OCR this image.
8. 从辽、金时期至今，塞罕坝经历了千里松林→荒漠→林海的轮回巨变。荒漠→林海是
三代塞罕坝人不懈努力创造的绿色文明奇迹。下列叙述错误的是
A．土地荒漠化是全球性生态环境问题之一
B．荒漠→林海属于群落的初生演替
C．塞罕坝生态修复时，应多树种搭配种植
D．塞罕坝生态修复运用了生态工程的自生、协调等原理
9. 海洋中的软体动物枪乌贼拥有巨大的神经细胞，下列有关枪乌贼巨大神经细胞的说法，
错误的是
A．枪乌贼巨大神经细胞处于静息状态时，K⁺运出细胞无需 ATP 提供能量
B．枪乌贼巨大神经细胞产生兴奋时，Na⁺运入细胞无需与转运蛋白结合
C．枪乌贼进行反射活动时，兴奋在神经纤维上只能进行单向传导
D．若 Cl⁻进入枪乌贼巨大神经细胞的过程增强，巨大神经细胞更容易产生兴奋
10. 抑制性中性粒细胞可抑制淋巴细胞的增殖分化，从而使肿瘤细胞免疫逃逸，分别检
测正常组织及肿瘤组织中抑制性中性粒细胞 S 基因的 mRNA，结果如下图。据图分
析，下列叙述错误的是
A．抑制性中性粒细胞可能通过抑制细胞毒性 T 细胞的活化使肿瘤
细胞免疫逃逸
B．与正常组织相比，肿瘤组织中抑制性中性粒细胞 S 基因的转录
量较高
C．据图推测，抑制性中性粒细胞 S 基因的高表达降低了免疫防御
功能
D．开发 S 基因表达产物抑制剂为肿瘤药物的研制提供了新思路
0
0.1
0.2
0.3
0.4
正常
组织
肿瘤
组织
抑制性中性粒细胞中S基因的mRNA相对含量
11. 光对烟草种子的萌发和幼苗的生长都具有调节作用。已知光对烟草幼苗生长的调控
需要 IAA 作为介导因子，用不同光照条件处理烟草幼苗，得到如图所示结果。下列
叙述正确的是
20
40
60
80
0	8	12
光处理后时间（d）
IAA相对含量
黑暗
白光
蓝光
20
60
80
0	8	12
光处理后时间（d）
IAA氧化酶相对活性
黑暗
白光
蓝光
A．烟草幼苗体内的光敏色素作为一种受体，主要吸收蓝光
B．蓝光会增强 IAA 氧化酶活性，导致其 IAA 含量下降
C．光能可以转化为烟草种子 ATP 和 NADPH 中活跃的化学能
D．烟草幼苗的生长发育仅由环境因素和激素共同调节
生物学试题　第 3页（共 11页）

□ □ □ □ □

→ What you have to do
Go through the records above and repeat each one exactly.

→ Result below
OCR this image.
8. 从辽、金时期至今，塞罕坝经历了千里松林→荒漠→林海的轮回巨变。荒漠→林海是
三代塞罕坝人不懈努力创造的绿色文明奇迹。下列叙述错误的是
A．土地荒漠化是全球性生态环境问题之一
B．荒漠→林海属于群落的初生演替
C．塞罕坝生态修复时，应多树种搭配种植
D．塞罕坝生态修复运用了生态工程的自生、协调等原理
9. 海洋中的软体动物枪乌贼拥有巨大的神经细胞，下列有关枪乌贼巨大神经细胞的说法，
错误的是
A．枪乌贼巨大神经细胞处于静息状态时，K⁺运出细胞无需 ATP 提供能量
B．枪乌贼巨大神经细胞产生兴奋时，Na⁺运入细胞无需与转运蛋白结合
C．枪乌贼进行反射活动时，兴奋在神经纤维上只能进行单向传导
D．若 Cl⁻进入枪乌贼巨大神经细胞的过程增强，巨大神经细胞更容易产生兴奋
10. 抑制性中性粒细胞可抑制淋巴细胞的增殖分化，从而使肿瘤细胞免疫逃逸，分别检
测正常组织及肿瘤组织中抑制性中性粒细胞 S 基因的 mRNA，结果如下图。据图分
析，下列叙述错误的是
A．抑制性中性粒细胞可能通过抑制细胞毒性 T 细胞的活化使肿瘤
细胞免疫逃逸
B．与正常组织相比，肿瘤组织中抑制性中性粒细胞 S 基因的转录
量较高
C．据图推测，抑制性中性粒细胞 S 基因的高表达降低了免疫防御
功能
D．开发 S 基因表达产物抑制剂为肿瘤药物的研制提供了新思路
0
0.1
0.2
0.3
0.4
正常
组织
肿瘤
组织
抑制性中性粒细胞中S基因的mRNA相对含量
11. 光对烟草种子的萌发和幼苗的生长都具有调节作用。已知光对烟草幼苗生长的调控
需要 IAA 作为介导因子，用不同光照条件处理烟草幼苗，得到如图所示结果。下列
叙述正确的是
20
40
60
80
0	8	12
光处理后时间（d）
IAA相对含量
黑暗
白光
蓝光
20
60
80
0	8	12
光处理后时间（d）
IAA氧化酶相对活性
黑暗
白光
蓝光
A．烟草幼苗体内的光敏色素作为一种受体，主要吸收蓝光
B．蓝光会增强 IAA 氧化酶活性，导致其 IAA 含量下降
C．光能可以转化为烟草种子 ATP 和 NADPH 中活跃的化学能
D．烟草幼苗的生长发育仅由环境因素和激素共同调节
生物学试题　第 3页（共 11页）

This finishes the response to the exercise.